PROBLEM STATEMENT | Give back every line exactly as it appears, pictures excluded.

[Saved data entries]

:::::

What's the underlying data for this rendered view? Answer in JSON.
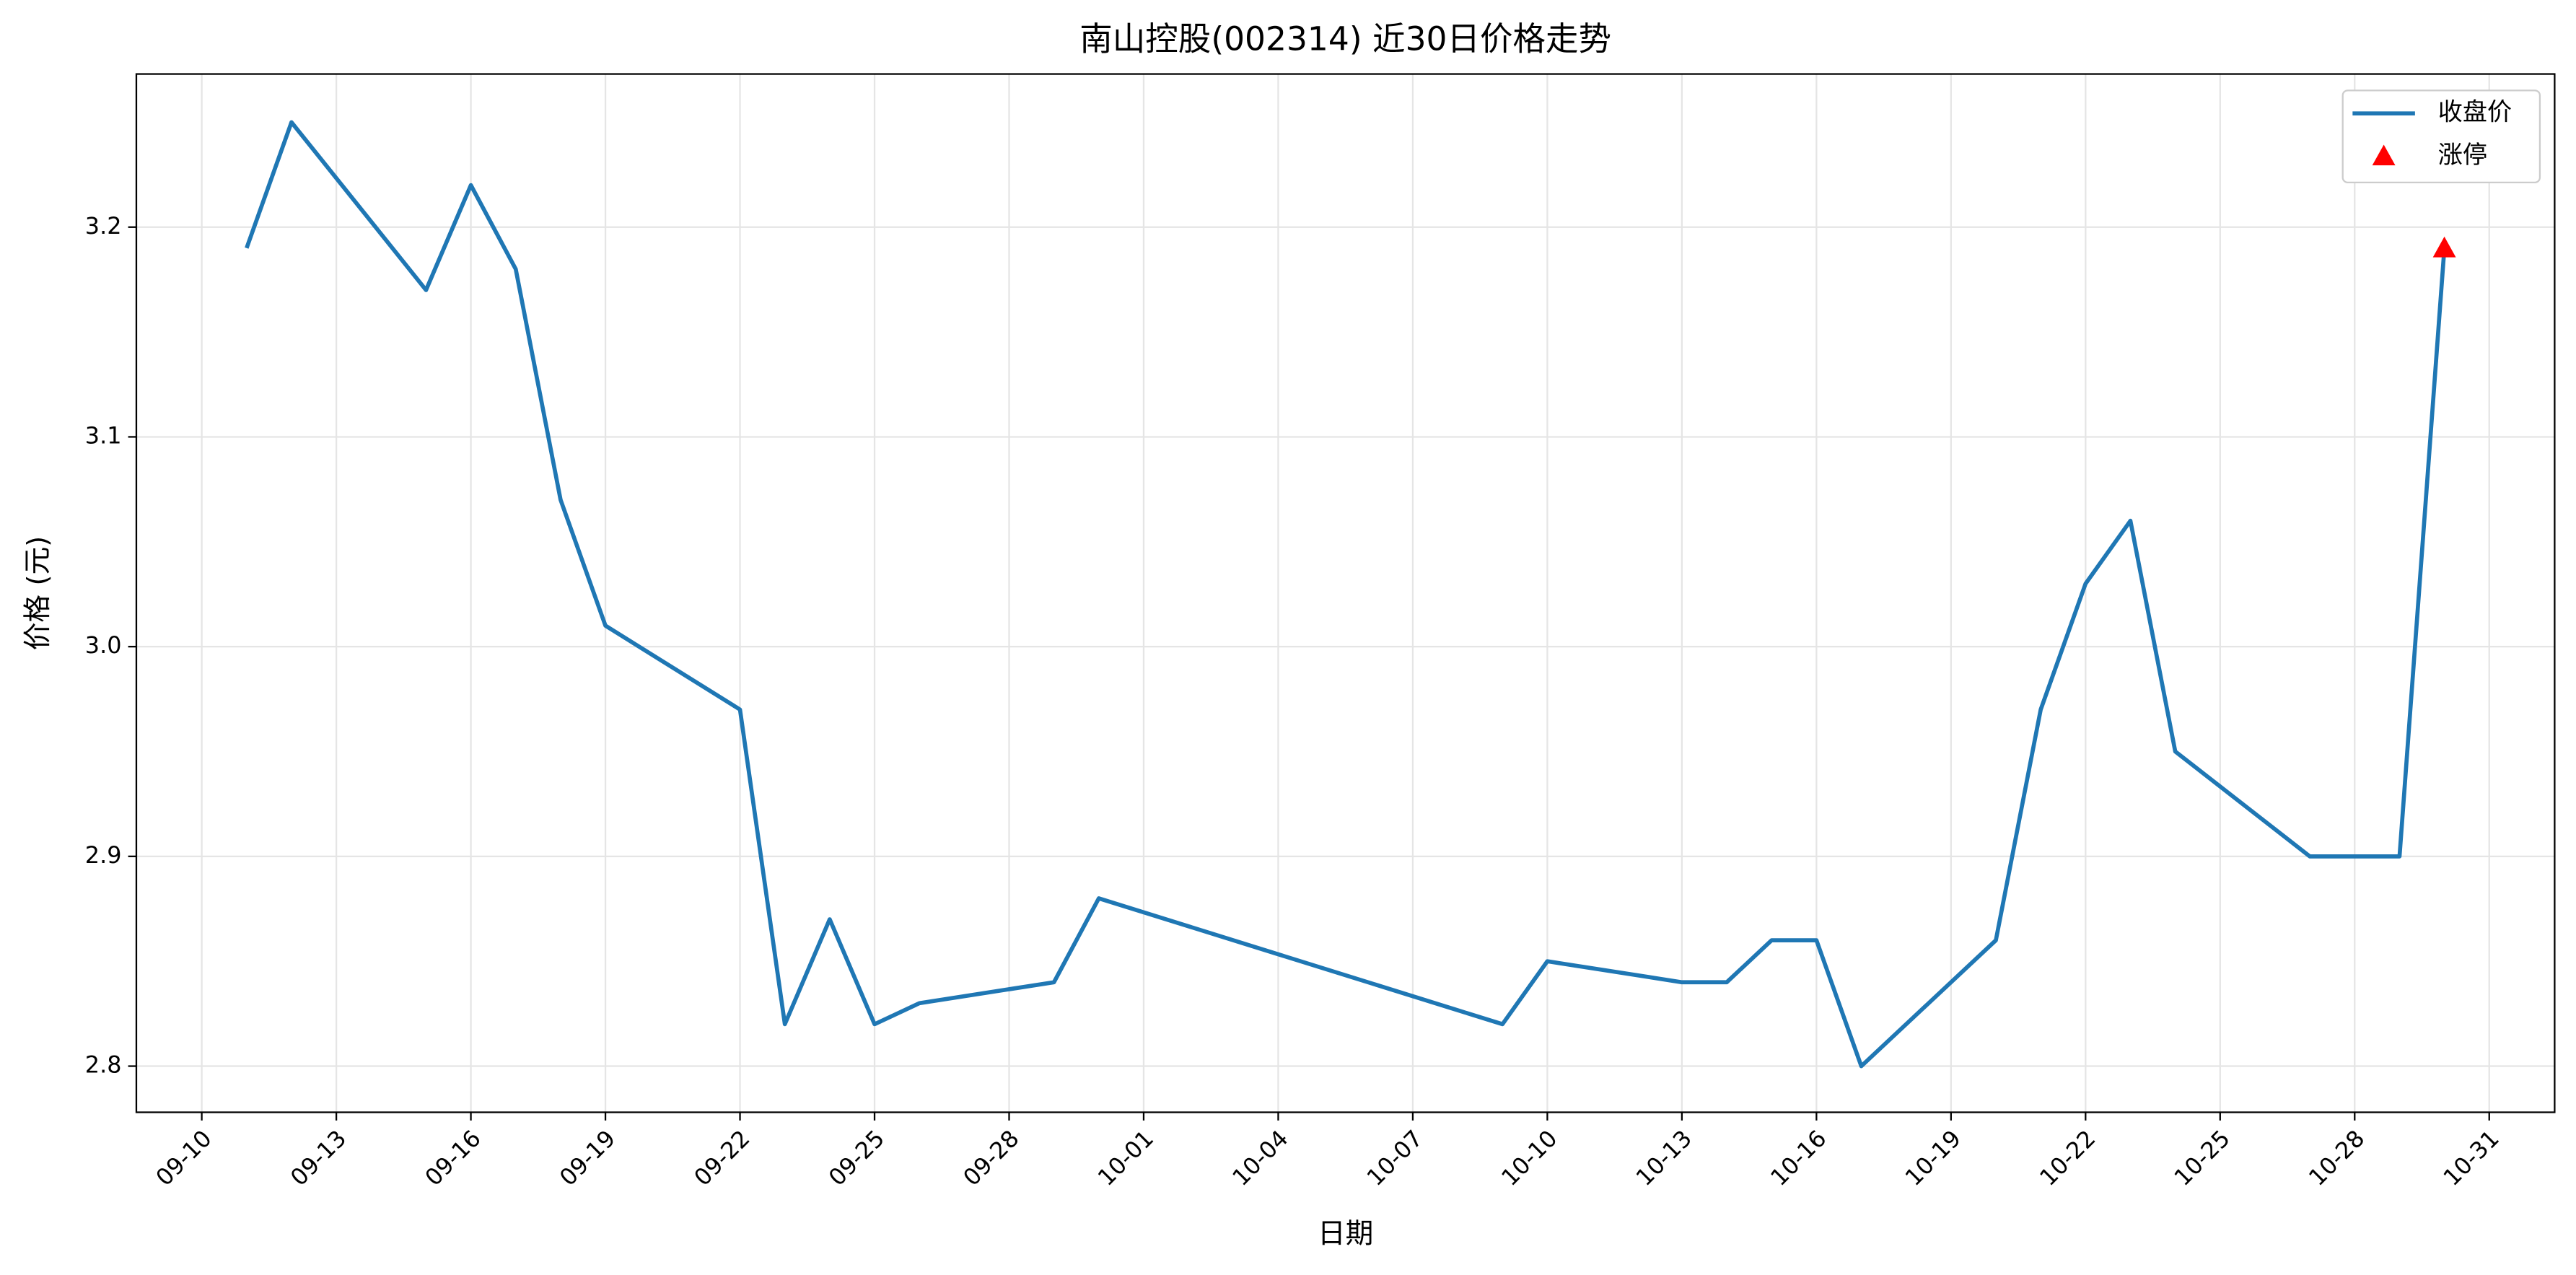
{
  "chart_data": {
    "type": "line",
    "title": "南山控股(002314) 近30日价格走势",
    "xlabel": "日期",
    "ylabel": "价格 (元)",
    "x": [
      "09-11",
      "09-12",
      "09-15",
      "09-16",
      "09-17",
      "09-18",
      "09-19",
      "09-22",
      "09-23",
      "09-24",
      "09-25",
      "09-26",
      "09-29",
      "09-30",
      "10-09",
      "10-10",
      "10-13",
      "10-14",
      "10-15",
      "10-16",
      "10-17",
      "10-20",
      "10-21",
      "10-22",
      "10-23",
      "10-24",
      "10-27",
      "10-28",
      "10-29",
      "10-30"
    ],
    "series": [
      {
        "name": "收盘价",
        "color": "#1f77b4",
        "values": [
          3.19,
          3.25,
          3.17,
          3.22,
          3.18,
          3.07,
          3.01,
          2.97,
          2.82,
          2.87,
          2.82,
          2.83,
          2.84,
          2.88,
          2.82,
          2.85,
          2.84,
          2.84,
          2.86,
          2.86,
          2.8,
          2.86,
          2.97,
          3.03,
          3.06,
          2.95,
          2.9,
          2.9,
          2.9,
          3.19
        ]
      },
      {
        "name": "涨停",
        "color": "#ff0000",
        "marker": "triangle",
        "x": [
          "10-30"
        ],
        "values": [
          3.19
        ]
      }
    ],
    "xlim": [
      "09-08 13:00",
      "11-01 11:00"
    ],
    "xticks": [
      "09-10",
      "09-13",
      "09-16",
      "09-19",
      "09-22",
      "09-25",
      "09-28",
      "10-01",
      "10-04",
      "10-07",
      "10-10",
      "10-13",
      "10-16",
      "10-19",
      "10-22",
      "10-25",
      "10-28",
      "10-31"
    ],
    "ylim": [
      2.778,
      3.273
    ],
    "yticks": [
      2.8,
      2.9,
      {
        "value": 3,
        "label": "3.0"
      },
      3.1,
      3.2
    ],
    "grid": true,
    "legend": "upper right"
  }
}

:::::

RESPONSE TO THE EXERCISE |
What's the underlying data for this rendered view? Answer in JSON.
{
  "chart_data": {
    "type": "line",
    "title": "南山控股(002314) 近30日价格走势",
    "xlabel": "日期",
    "ylabel": "价格 (元)",
    "x": [
      "09-11",
      "09-12",
      "09-15",
      "09-16",
      "09-17",
      "09-18",
      "09-19",
      "09-22",
      "09-23",
      "09-24",
      "09-25",
      "09-26",
      "09-29",
      "09-30",
      "10-09",
      "10-10",
      "10-13",
      "10-14",
      "10-15",
      "10-16",
      "10-17",
      "10-20",
      "10-21",
      "10-22",
      "10-23",
      "10-24",
      "10-27",
      "10-28",
      "10-29",
      "10-30"
    ],
    "series": [
      {
        "name": "收盘价",
        "color": "#1f77b4",
        "values": [
          3.19,
          3.25,
          3.17,
          3.22,
          3.18,
          3.07,
          3.01,
          2.97,
          2.82,
          2.87,
          2.82,
          2.83,
          2.84,
          2.88,
          2.82,
          2.85,
          2.84,
          2.84,
          2.86,
          2.86,
          2.8,
          2.86,
          2.97,
          3.03,
          3.06,
          2.95,
          2.9,
          2.9,
          2.9,
          3.19
        ]
      },
      {
        "name": "涨停",
        "color": "#ff0000",
        "marker": "triangle",
        "x": [
          "10-30"
        ],
        "values": [
          3.19
        ]
      }
    ],
    "xlim": [
      "09-08 13:00",
      "11-01 11:00"
    ],
    "xticks": [
      "09-10",
      "09-13",
      "09-16",
      "09-19",
      "09-22",
      "09-25",
      "09-28",
      "10-01",
      "10-04",
      "10-07",
      "10-10",
      "10-13",
      "10-16",
      "10-19",
      "10-22",
      "10-25",
      "10-28",
      "10-31"
    ],
    "ylim": [
      2.778,
      3.273
    ],
    "yticks": [
      2.8,
      2.9,
      {
        "value": 3,
        "label": "3.0"
      },
      3.1,
      3.2
    ],
    "grid": true,
    "legend": "upper right"
  }
}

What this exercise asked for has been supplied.